Objective |
Copy the entries below word for word, keeping every line as it appears.

Listed records |

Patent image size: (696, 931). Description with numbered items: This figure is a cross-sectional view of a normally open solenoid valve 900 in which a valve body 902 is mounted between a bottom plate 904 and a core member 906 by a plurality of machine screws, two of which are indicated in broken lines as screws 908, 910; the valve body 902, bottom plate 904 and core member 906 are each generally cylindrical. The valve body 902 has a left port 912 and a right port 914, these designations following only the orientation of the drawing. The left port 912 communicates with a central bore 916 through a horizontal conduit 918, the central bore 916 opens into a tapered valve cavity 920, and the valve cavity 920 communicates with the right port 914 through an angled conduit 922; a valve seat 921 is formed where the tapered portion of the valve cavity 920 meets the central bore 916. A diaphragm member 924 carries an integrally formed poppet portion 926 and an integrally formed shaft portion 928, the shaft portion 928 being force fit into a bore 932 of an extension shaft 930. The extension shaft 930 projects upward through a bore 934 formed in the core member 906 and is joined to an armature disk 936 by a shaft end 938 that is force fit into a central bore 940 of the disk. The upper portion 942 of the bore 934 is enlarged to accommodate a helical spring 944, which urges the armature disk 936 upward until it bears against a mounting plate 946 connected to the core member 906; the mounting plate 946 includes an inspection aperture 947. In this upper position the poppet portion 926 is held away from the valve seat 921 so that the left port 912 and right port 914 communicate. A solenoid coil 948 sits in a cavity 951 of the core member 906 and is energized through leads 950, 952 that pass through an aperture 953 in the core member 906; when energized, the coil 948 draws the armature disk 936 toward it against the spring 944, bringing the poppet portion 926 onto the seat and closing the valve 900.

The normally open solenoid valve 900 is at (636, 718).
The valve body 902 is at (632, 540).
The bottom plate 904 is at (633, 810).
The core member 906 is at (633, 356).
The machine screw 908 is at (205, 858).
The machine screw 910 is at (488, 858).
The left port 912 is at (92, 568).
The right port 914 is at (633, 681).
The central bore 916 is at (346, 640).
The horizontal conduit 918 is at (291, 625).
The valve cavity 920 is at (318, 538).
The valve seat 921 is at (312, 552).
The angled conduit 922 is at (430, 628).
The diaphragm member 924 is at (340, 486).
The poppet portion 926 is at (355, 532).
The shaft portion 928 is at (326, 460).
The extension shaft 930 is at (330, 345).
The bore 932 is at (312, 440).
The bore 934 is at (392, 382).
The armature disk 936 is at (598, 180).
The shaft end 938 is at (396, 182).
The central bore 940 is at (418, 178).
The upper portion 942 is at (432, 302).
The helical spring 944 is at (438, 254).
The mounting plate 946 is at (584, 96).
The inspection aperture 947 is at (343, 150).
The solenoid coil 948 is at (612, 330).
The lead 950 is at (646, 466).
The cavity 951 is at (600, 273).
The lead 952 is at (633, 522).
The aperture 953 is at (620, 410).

In response |
Patent image size: (696, 931). Description with numbered items: This figure is a cross-sectional view of a normally open solenoid valve 900 in which a valve body 902 is mounted between a bottom plate 904 and a core member 906 by a plurality of machine screws, two of which are indicated in broken lines as screws 908, 910; the valve body 902, bottom plate 904 and core member 906 are each generally cylindrical. The valve body 902 has a left port 912 and a right port 914, these designations following only the orientation of the drawing. The left port 912 communicates with a central bore 916 through a horizontal conduit 918, the central bore 916 opens into a tapered valve cavity 920, and the valve cavity 920 communicates with the right port 914 through an angled conduit 922; a valve seat 921 is formed where the tapered portion of the valve cavity 920 meets the central bore 916. A diaphragm member 924 carries an integrally formed poppet portion 926 and an integrally formed shaft portion 928, the shaft portion 928 being force fit into a bore 932 of an extension shaft 930. The extension shaft 930 projects upward through a bore 934 formed in the core member 906 and is joined to an armature disk 936 by a shaft end 938 that is force fit into a central bore 940 of the disk. The upper portion 942 of the bore 934 is enlarged to accommodate a helical spring 944, which urges the armature disk 936 upward until it bears against a mounting plate 946 connected to the core member 906; the mounting plate 946 includes an inspection aperture 947. In this upper position the poppet portion 926 is held away from the valve seat 921 so that the left port 912 and right port 914 communicate. A solenoid coil 948 sits in a cavity 951 of the core member 906 and is energized through leads 950, 952 that pass through an aperture 953 in the core member 906; when energized, the coil 948 draws the armature disk 936 toward it against the spring 944, bringing the poppet portion 926 onto the seat and closing the valve 900.

The normally open solenoid valve 900 is at (636, 718).
The valve body 902 is at (632, 540).
The bottom plate 904 is at (633, 810).
The core member 906 is at (633, 356).
The machine screw 908 is at (205, 858).
The machine screw 910 is at (488, 858).
The left port 912 is at (92, 568).
The right port 914 is at (633, 681).
The central bore 916 is at (346, 640).
The horizontal conduit 918 is at (291, 625).
The valve cavity 920 is at (318, 538).
The valve seat 921 is at (312, 552).
The angled conduit 922 is at (430, 628).
The diaphragm member 924 is at (340, 486).
The poppet portion 926 is at (355, 532).
The shaft portion 928 is at (326, 460).
The extension shaft 930 is at (330, 345).
The bore 932 is at (312, 440).
The bore 934 is at (392, 382).
The armature disk 936 is at (598, 180).
The shaft end 938 is at (396, 182).
The central bore 940 is at (418, 178).
The upper portion 942 is at (432, 302).
The helical spring 944 is at (438, 254).
The mounting plate 946 is at (584, 96).
The inspection aperture 947 is at (343, 150).
The solenoid coil 948 is at (612, 330).
The lead 950 is at (646, 466).
The cavity 951 is at (600, 273).
The lead 952 is at (633, 522).
The aperture 953 is at (620, 410).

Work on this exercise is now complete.